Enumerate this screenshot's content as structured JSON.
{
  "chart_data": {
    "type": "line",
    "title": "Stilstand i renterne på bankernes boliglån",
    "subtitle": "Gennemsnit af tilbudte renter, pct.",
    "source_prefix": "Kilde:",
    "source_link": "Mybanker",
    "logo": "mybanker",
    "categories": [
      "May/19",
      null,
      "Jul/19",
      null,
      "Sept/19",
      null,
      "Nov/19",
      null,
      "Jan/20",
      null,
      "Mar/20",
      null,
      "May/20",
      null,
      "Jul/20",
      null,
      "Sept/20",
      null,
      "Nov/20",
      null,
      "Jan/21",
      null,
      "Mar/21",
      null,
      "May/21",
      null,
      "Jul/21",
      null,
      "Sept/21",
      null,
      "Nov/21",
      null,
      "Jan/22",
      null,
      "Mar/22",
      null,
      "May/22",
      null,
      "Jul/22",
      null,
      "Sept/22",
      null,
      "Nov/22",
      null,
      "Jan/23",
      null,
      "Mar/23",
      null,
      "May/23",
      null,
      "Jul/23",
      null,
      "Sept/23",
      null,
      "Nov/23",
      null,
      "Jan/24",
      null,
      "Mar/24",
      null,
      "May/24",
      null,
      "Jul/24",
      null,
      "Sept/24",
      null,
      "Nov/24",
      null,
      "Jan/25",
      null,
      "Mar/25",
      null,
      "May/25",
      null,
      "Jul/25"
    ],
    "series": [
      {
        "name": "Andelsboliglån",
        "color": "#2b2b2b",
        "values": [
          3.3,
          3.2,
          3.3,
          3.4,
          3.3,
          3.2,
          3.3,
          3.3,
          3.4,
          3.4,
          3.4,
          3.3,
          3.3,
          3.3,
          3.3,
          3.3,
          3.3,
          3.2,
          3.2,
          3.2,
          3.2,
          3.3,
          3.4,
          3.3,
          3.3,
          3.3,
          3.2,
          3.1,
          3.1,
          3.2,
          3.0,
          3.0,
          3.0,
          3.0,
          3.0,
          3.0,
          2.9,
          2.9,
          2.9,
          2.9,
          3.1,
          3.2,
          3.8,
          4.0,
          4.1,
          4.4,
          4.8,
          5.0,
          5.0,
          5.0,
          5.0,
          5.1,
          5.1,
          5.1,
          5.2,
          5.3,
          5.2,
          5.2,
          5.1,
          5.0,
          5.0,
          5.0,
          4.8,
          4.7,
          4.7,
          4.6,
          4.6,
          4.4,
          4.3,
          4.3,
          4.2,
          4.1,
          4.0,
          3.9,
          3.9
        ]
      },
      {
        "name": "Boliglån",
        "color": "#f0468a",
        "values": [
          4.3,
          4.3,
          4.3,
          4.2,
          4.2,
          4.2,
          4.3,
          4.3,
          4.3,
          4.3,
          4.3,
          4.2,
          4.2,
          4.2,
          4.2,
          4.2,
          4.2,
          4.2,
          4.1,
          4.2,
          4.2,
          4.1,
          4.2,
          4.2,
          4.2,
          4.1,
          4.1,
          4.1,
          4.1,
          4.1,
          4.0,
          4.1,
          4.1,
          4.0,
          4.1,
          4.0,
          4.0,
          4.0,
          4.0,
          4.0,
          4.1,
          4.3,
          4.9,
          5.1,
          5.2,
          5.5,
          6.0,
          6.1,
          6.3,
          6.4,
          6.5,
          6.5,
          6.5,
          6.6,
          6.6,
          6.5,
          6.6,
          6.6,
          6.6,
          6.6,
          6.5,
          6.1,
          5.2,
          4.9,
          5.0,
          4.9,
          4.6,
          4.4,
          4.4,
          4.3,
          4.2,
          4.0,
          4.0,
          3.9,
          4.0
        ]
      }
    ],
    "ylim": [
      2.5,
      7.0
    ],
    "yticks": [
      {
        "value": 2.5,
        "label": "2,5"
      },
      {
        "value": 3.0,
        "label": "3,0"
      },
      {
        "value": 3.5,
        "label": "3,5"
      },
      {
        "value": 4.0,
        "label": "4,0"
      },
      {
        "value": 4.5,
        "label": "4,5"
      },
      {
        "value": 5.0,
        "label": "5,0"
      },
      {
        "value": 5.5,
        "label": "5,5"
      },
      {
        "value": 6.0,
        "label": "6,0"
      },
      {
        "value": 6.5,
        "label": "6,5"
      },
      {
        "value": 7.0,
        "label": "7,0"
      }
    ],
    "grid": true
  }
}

- - -

### Work required
Extract every line of the records above that contains the word "label".

### The completed task
        "label": "2,5"
        "label": "3,0"
        "label": "3,5"
        "label": "4,0"
        "label": "4,5"
        "label": "5,0"
        "label": "5,5"
        "label": "6,0"
        "label": "6,5"
        "label": "7,0"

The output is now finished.